Every entry here needs to be repeated exactly.

#### Input data ####

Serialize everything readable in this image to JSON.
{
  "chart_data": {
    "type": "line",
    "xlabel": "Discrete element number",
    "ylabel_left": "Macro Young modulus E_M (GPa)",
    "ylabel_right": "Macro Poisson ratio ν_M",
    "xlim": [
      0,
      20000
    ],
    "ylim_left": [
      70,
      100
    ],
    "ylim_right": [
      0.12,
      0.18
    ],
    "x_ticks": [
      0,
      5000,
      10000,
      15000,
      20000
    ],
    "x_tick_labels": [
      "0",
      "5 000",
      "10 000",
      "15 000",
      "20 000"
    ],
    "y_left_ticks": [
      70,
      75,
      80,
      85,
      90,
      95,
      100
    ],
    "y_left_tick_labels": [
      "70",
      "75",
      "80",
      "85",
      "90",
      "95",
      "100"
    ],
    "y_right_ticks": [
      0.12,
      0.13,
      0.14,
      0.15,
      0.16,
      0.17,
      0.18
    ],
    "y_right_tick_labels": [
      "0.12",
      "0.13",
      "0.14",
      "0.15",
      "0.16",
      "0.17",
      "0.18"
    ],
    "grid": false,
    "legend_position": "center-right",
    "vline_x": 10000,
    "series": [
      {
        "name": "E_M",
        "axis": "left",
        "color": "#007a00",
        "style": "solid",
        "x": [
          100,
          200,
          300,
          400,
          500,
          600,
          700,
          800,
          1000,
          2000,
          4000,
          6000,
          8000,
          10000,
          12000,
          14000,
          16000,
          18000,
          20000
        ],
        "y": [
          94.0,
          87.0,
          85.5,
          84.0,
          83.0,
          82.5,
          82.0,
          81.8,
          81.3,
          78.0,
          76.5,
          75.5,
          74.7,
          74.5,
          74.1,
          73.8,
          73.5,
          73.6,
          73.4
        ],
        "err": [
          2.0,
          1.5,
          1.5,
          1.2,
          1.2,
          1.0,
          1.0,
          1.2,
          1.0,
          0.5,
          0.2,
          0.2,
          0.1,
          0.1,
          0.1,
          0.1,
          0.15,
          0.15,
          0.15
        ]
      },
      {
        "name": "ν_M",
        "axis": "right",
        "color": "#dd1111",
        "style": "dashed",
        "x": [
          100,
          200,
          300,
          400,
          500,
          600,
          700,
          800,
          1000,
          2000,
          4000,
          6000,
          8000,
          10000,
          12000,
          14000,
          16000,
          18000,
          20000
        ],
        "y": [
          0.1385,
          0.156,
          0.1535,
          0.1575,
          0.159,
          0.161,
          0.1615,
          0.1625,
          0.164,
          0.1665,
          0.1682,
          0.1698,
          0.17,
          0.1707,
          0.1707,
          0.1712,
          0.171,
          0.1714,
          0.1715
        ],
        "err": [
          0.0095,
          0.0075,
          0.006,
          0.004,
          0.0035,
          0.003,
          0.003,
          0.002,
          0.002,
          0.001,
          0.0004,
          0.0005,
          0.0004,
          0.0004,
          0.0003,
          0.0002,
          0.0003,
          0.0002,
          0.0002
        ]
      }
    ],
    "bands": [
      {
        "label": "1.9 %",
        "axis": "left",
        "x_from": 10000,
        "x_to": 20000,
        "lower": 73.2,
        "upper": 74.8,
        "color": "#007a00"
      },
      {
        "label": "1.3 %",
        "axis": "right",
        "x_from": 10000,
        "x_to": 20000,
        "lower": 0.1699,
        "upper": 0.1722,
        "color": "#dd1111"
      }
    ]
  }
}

####

_Task solution_
Serialize everything readable in this image to JSON.
{
  "chart_data": {
    "type": "line",
    "xlabel": "Discrete element number",
    "ylabel_left": "Macro Young modulus E_M (GPa)",
    "ylabel_right": "Macro Poisson ratio ν_M",
    "xlim": [
      0,
      20000
    ],
    "ylim_left": [
      70,
      100
    ],
    "ylim_right": [
      0.12,
      0.18
    ],
    "x_ticks": [
      0,
      5000,
      10000,
      15000,
      20000
    ],
    "x_tick_labels": [
      "0",
      "5 000",
      "10 000",
      "15 000",
      "20 000"
    ],
    "y_left_ticks": [
      70,
      75,
      80,
      85,
      90,
      95,
      100
    ],
    "y_left_tick_labels": [
      "70",
      "75",
      "80",
      "85",
      "90",
      "95",
      "100"
    ],
    "y_right_ticks": [
      0.12,
      0.13,
      0.14,
      0.15,
      0.16,
      0.17,
      0.18
    ],
    "y_right_tick_labels": [
      "0.12",
      "0.13",
      "0.14",
      "0.15",
      "0.16",
      "0.17",
      "0.18"
    ],
    "grid": false,
    "legend_position": "center-right",
    "vline_x": 10000,
    "series": [
      {
        "name": "E_M",
        "axis": "left",
        "color": "#007a00",
        "style": "solid",
        "x": [
          100,
          200,
          300,
          400,
          500,
          600,
          700,
          800,
          1000,
          2000,
          4000,
          6000,
          8000,
          10000,
          12000,
          14000,
          16000,
          18000,
          20000
        ],
        "y": [
          94.0,
          87.0,
          85.5,
          84.0,
          83.0,
          82.5,
          82.0,
          81.8,
          81.3,
          78.0,
          76.5,
          75.5,
          74.7,
          74.5,
          74.1,
          73.8,
          73.5,
          73.6,
          73.4
        ],
        "err": [
          2.0,
          1.5,
          1.5,
          1.2,
          1.2,
          1.0,
          1.0,
          1.2,
          1.0,
          0.5,
          0.2,
          0.2,
          0.1,
          0.1,
          0.1,
          0.1,
          0.15,
          0.15,
          0.15
        ]
      },
      {
        "name": "ν_M",
        "axis": "right",
        "color": "#dd1111",
        "style": "dashed",
        "x": [
          100,
          200,
          300,
          400,
          500,
          600,
          700,
          800,
          1000,
          2000,
          4000,
          6000,
          8000,
          10000,
          12000,
          14000,
          16000,
          18000,
          20000
        ],
        "y": [
          0.1385,
          0.156,
          0.1535,
          0.1575,
          0.159,
          0.161,
          0.1615,
          0.1625,
          0.164,
          0.1665,
          0.1682,
          0.1698,
          0.17,
          0.1707,
          0.1707,
          0.1712,
          0.171,
          0.1714,
          0.1715
        ],
        "err": [
          0.0095,
          0.0075,
          0.006,
          0.004,
          0.0035,
          0.003,
          0.003,
          0.002,
          0.002,
          0.001,
          0.0004,
          0.0005,
          0.0004,
          0.0004,
          0.0003,
          0.0002,
          0.0003,
          0.0002,
          0.0002
        ]
      }
    ],
    "bands": [
      {
        "label": "1.9 %",
        "axis": "left",
        "x_from": 10000,
        "x_to": 20000,
        "lower": 73.2,
        "upper": 74.8,
        "color": "#007a00"
      },
      {
        "label": "1.3 %",
        "axis": "right",
        "x_from": 10000,
        "x_to": 20000,
        "lower": 0.1699,
        "upper": 0.1722,
        "color": "#dd1111"
      }
    ]
  }
}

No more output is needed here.